### Trecho do documento
- - -

Sobretudo a pacientes que têm ou tiveram doenças alérgicas como asma ou bronquite, o médico explica que o ar seco e fumaça agridem com ainda mais força as vias aéreas, com risco de “crise de rinite e asma brônquica”.
De acordo com dados do Inpe (Instituto Nacional de Pesquisas Espaciais), o município de Campo Grande registrou 604 focos de incêndio neste ano. No mesmo período, do ano passado, foram 763 focos e em 2020, o órgão federal mapeou 697.
Cuidados - A aposentada Evilazia Malaquias de Souza, de 67 anos, relata que presenciou queimada na manhã de ontem, em terreno aos fundos da própria casa, enquanto lavava roupa. "Eu estava lavando uma roupa e precisei tirar correndo do varal. O fogo foi alto e fiquei com medo de chegar na casa que fica no fundo.”
Como forma de prevenção, a proprietária faz a limpeza em volta do terreno para evitar a entrada do fogo, os chamados "aceiros". "Desta forma o fogo chega só até onde tem mato e apaga, antes de atingir o muro", explica Evilazia.

- - -

### Entradas fornecidas
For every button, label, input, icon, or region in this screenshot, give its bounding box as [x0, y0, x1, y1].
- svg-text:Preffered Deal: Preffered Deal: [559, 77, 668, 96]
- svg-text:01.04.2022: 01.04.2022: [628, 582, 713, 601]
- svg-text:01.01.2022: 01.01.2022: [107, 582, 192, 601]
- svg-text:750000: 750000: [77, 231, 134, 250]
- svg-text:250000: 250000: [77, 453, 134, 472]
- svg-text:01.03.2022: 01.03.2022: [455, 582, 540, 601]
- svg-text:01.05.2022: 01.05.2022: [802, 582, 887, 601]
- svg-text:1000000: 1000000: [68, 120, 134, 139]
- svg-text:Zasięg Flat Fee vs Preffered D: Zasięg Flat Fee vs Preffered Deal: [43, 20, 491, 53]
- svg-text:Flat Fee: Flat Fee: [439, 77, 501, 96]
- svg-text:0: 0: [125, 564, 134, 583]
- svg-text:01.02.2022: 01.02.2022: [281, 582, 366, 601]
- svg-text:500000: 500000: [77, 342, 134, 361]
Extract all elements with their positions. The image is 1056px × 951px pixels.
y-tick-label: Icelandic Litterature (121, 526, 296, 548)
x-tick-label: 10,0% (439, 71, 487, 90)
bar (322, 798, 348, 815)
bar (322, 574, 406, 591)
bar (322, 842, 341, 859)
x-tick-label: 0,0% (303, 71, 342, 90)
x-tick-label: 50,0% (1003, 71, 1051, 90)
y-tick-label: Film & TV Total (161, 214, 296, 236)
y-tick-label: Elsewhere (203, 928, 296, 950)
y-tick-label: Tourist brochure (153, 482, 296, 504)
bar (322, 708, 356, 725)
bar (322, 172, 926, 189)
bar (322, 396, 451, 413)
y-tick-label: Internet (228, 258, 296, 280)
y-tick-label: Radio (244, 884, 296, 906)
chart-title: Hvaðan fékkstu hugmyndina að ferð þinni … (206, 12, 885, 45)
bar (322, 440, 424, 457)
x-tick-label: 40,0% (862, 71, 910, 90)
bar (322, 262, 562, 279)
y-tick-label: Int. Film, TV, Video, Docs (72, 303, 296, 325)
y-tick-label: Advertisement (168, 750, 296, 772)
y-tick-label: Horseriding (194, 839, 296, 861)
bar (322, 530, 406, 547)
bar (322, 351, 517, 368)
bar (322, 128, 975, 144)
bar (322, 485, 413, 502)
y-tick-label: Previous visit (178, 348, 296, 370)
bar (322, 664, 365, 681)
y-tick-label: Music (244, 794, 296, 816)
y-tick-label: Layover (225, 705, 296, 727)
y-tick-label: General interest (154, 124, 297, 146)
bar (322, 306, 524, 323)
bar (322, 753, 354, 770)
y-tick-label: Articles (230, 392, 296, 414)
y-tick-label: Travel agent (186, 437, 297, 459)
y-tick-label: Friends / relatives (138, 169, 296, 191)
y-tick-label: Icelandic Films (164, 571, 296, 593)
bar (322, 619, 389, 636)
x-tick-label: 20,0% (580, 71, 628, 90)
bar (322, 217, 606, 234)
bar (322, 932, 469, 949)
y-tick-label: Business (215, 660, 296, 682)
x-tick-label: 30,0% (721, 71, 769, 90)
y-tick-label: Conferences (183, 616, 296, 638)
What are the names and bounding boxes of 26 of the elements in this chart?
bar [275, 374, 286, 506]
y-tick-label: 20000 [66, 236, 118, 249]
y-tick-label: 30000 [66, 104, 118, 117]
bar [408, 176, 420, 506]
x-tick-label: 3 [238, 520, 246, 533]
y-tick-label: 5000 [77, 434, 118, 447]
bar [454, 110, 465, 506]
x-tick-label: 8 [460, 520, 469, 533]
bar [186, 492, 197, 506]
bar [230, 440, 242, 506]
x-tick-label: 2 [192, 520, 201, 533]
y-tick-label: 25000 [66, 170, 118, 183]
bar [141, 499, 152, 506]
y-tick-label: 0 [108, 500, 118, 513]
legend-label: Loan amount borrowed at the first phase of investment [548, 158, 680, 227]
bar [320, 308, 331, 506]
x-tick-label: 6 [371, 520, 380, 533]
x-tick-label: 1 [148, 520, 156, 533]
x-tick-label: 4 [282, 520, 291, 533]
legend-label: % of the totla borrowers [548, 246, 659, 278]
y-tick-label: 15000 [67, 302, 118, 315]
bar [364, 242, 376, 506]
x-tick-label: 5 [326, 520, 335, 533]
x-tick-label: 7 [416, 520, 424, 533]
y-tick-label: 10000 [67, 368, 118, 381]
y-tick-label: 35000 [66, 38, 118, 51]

- - -

### Ação necessária A
No trecho sobre queimadas em Campo Grande, quantos focos de incêndio o Inpe mapeou no município em 2020?
### Ação necessária B
Indique se cada afirmação concorda com o trecho sobre queimadas em Campo Grande, citando as palavras decisivas do texto: (i) o município registrou mais focos de incêndio neste ano do que no mesmo período do ano passado; (ii) a queimada que Evilazia presenciou ocorreu em um terreno aos fundos da casa dela; (iii) Evilazia faz a limpeza em volta do terreno como forma de prevenção.
As entradas constituem material independente do trecho sobre queimadas em Campo Grande.

### Solução da tarefa A
697 focos.

### Solução da tarefa B
(i) Não: "registrou 604 focos de incêndio neste ano. No mesmo período, do ano passado, foram 763 focos".
(ii) Sim: "em terreno aos fundos da própria casa".
(iii) Sim: "Como forma de prevenção, a proprietária faz a limpeza em volta do terreno".